**Goal of the exercise:**
Tell how many lines include the string "kích". Answer with a single number.

— Start Input data —

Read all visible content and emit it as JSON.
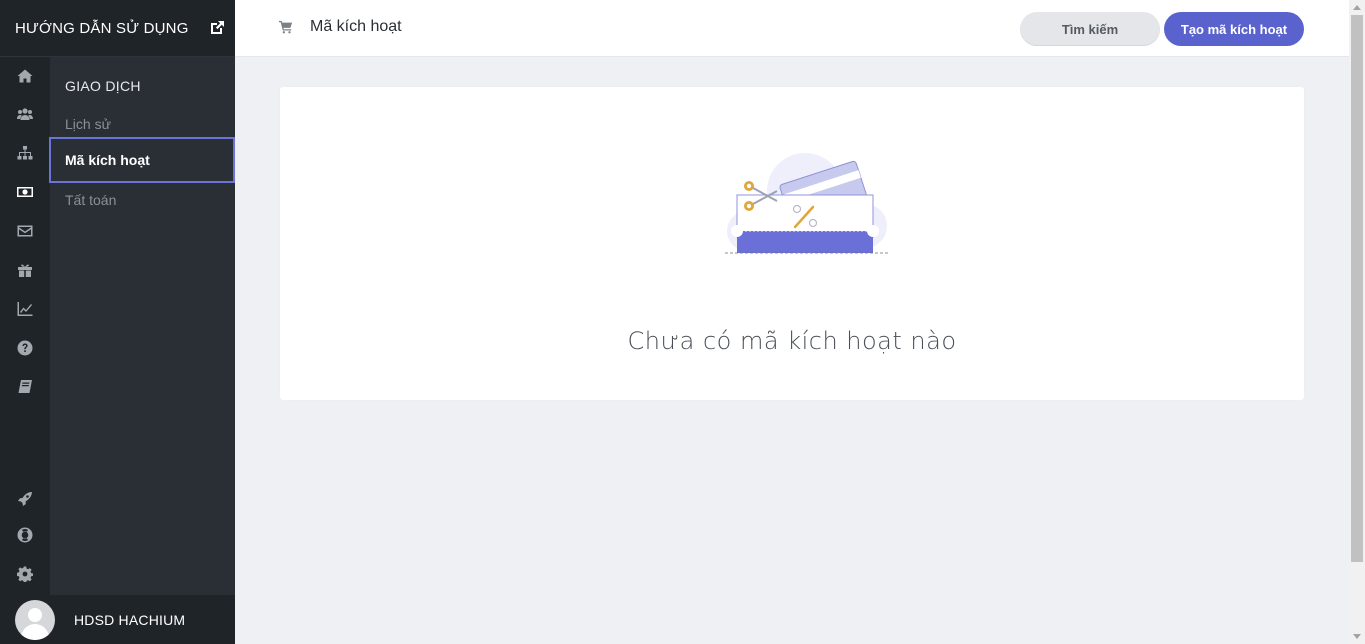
{
  "brand": {
    "title": "HƯỚNG DẪN SỬ DỤNG",
    "external_icon": "external-link-icon"
  },
  "rail": {
    "icons": [
      {
        "name": "home-icon"
      },
      {
        "name": "users-icon"
      },
      {
        "name": "sitemap-icon"
      },
      {
        "name": "money-icon",
        "active": true
      },
      {
        "name": "envelope-icon"
      },
      {
        "name": "gift-icon"
      },
      {
        "name": "line-chart-icon"
      },
      {
        "name": "help-icon"
      },
      {
        "name": "book-icon"
      },
      {
        "name": "rocket-icon"
      },
      {
        "name": "lifebuoy-icon"
      },
      {
        "name": "gear-icon"
      }
    ]
  },
  "submenu": {
    "heading": "GIAO DỊCH",
    "items": [
      {
        "label": "Lịch sử",
        "active": false
      },
      {
        "label": "Mã kích hoạt",
        "active": true
      },
      {
        "label": "Tất toán",
        "active": false
      }
    ]
  },
  "user": {
    "name": "HDSD HACHIUM"
  },
  "header": {
    "icon": "cart-icon",
    "title": "Mã kích hoạt",
    "search_label": "Tìm kiếm",
    "create_label": "Tạo mã kích hoạt"
  },
  "empty_state": {
    "message": "Chưa có mã kích hoạt nào"
  },
  "colors": {
    "accent": "#5a62cd",
    "sidebar": "#1f2429",
    "submenu": "#2a2f35",
    "background": "#eef0f4"
  }
}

— End Input data —

**Output below:**
4